◆ WHAT THE TASK ASKS
Copy all entries without alteration and skip the pictures they hold.

==== MATERIAL PROVIDED ====

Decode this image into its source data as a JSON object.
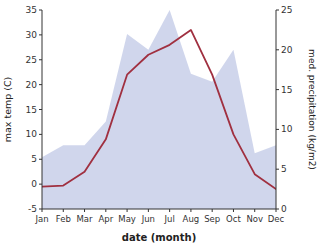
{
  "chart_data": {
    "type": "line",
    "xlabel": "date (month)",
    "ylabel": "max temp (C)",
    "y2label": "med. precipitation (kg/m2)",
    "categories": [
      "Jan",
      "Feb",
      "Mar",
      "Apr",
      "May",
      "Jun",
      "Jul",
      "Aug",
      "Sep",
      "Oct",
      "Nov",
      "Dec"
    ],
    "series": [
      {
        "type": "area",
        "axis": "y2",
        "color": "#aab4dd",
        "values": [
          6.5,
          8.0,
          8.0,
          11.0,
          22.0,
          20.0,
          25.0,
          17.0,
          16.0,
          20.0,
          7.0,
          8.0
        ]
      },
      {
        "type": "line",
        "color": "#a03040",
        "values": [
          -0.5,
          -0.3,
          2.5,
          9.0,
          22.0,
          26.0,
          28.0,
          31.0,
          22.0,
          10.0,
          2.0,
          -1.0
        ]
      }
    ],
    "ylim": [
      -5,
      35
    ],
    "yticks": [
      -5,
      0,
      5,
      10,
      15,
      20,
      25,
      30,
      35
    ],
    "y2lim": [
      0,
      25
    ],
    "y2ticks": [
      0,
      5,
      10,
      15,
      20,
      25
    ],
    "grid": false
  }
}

====

◆ COMPLETED EXERCISE
Decode this image into its source data as a JSON object.
{
  "chart_data": {
    "type": "line",
    "xlabel": "date (month)",
    "ylabel": "max temp (C)",
    "y2label": "med. precipitation (kg/m2)",
    "categories": [
      "Jan",
      "Feb",
      "Mar",
      "Apr",
      "May",
      "Jun",
      "Jul",
      "Aug",
      "Sep",
      "Oct",
      "Nov",
      "Dec"
    ],
    "series": [
      {
        "type": "area",
        "axis": "y2",
        "color": "#aab4dd",
        "values": [
          6.5,
          8.0,
          8.0,
          11.0,
          22.0,
          20.0,
          25.0,
          17.0,
          16.0,
          20.0,
          7.0,
          8.0
        ]
      },
      {
        "type": "line",
        "color": "#a03040",
        "values": [
          -0.5,
          -0.3,
          2.5,
          9.0,
          22.0,
          26.0,
          28.0,
          31.0,
          22.0,
          10.0,
          2.0,
          -1.0
        ]
      }
    ],
    "ylim": [
      -5,
      35
    ],
    "yticks": [
      -5,
      0,
      5,
      10,
      15,
      20,
      25,
      30,
      35
    ],
    "y2lim": [
      0,
      25
    ],
    "y2ticks": [
      0,
      5,
      10,
      15,
      20,
      25
    ],
    "grid": false
  }
}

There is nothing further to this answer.